• _Instruction_: Lines containing the word "บอากาศหมายเลข" are the ones to copy from the records below.

Dataset entries:
════════════════════
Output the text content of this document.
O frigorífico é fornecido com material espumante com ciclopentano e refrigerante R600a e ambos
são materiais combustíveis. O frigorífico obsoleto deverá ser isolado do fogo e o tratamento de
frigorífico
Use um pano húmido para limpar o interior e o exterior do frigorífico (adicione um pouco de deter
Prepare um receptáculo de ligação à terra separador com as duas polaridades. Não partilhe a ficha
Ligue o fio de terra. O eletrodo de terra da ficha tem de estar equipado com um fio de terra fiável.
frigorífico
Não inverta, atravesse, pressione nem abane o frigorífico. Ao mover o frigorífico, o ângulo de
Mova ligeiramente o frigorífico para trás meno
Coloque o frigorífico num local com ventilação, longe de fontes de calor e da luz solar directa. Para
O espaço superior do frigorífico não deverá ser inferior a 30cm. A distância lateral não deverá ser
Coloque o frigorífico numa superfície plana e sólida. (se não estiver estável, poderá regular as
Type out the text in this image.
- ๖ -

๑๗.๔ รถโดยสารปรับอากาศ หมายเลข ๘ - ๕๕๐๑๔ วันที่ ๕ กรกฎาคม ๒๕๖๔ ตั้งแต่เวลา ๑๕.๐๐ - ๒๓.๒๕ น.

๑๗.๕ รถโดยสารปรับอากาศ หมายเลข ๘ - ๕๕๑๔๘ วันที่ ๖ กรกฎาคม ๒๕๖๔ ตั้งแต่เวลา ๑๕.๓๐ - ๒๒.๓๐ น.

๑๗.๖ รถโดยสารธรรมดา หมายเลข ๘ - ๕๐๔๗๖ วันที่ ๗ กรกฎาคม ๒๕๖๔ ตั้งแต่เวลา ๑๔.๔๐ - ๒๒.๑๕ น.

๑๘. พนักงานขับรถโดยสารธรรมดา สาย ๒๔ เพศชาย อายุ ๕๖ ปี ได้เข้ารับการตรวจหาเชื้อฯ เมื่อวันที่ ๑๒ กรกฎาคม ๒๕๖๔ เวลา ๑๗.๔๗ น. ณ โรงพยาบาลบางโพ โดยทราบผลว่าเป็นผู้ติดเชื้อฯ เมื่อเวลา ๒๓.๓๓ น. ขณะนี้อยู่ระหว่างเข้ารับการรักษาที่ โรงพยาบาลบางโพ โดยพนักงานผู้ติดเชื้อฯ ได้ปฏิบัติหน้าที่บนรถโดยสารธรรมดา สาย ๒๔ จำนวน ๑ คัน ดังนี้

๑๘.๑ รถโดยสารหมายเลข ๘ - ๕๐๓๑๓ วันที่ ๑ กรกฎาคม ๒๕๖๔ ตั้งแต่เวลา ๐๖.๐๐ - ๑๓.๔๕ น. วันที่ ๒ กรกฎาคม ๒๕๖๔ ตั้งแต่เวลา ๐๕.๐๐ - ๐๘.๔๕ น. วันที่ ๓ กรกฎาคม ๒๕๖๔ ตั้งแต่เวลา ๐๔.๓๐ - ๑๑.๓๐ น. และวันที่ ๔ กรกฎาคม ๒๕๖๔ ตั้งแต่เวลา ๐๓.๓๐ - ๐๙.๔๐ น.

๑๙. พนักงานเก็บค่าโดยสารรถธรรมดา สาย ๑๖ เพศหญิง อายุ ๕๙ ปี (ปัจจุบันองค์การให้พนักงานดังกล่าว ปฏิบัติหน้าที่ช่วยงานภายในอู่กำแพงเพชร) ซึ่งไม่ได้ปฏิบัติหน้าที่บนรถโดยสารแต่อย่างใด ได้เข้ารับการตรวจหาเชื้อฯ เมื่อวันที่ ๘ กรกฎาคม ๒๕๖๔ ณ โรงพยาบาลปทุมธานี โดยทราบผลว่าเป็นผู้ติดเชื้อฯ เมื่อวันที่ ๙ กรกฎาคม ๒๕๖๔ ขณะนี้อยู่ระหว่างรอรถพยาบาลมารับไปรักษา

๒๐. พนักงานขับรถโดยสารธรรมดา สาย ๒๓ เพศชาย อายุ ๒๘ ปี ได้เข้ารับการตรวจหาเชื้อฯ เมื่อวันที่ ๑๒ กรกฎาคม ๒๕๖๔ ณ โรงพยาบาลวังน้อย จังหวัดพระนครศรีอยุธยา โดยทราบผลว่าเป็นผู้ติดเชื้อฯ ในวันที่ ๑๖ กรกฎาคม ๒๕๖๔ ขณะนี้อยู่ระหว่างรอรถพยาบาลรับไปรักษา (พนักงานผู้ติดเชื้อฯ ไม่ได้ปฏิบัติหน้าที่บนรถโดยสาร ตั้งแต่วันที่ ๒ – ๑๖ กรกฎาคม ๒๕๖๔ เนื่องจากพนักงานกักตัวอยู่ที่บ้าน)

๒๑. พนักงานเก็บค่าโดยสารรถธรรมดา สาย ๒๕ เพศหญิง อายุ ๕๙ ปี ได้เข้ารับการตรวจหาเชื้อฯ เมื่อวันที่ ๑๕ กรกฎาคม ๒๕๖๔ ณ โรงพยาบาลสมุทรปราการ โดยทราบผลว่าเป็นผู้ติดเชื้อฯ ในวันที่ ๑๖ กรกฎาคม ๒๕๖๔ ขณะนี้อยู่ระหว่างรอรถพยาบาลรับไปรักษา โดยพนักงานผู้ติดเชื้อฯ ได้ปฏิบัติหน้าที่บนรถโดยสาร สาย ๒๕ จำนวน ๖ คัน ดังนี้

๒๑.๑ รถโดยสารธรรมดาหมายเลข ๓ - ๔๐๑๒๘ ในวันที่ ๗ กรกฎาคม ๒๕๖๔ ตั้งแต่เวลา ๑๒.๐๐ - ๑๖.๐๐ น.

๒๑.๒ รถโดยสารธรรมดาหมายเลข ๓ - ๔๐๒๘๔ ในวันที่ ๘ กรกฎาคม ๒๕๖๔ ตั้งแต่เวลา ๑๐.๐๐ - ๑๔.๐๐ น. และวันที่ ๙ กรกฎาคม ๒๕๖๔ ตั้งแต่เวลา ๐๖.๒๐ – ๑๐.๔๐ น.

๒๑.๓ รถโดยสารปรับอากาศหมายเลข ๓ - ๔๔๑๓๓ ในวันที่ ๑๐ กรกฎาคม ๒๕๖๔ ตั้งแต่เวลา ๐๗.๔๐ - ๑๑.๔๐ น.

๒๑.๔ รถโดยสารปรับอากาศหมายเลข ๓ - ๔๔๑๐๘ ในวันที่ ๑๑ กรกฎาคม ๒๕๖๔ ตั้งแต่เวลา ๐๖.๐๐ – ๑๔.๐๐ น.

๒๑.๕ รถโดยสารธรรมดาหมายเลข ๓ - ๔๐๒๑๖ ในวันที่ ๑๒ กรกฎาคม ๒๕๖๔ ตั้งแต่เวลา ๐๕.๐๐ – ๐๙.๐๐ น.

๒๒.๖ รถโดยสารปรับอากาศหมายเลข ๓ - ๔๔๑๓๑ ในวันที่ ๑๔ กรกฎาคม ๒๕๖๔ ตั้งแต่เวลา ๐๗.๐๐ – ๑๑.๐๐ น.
════════════════════
• _Written response_:
๒๑.๓ รถโดยสารปรับอากาศหมายเลข ๓ - ๔๔๑๓๓ ในวันที่ ๑๐ กรกฎาคม ๒๕๖๔ ตั้งแต่เวลา ๐๗.๔๐ - ๑๑.๔๐ น.
๒๑.๔ รถโดยสารปรับอากาศหมายเลข ๓ - ๔๔๑๐๘ ในวันที่ ๑๑ กรกฎาคม ๒๕๖๔ ตั้งแต่เวลา ๐๖.๐๐ – ๑๔.๐๐ น.
๒๒.๖ รถโดยสารปรับอากาศหมายเลข ๓ - ๔๔๑๓๑ ในวันที่ ๑๔ กรกฎาคม ๒๕๖๔ ตั้งแต่เวลา ๐๗.๐๐ – ๑๑.๐๐ น.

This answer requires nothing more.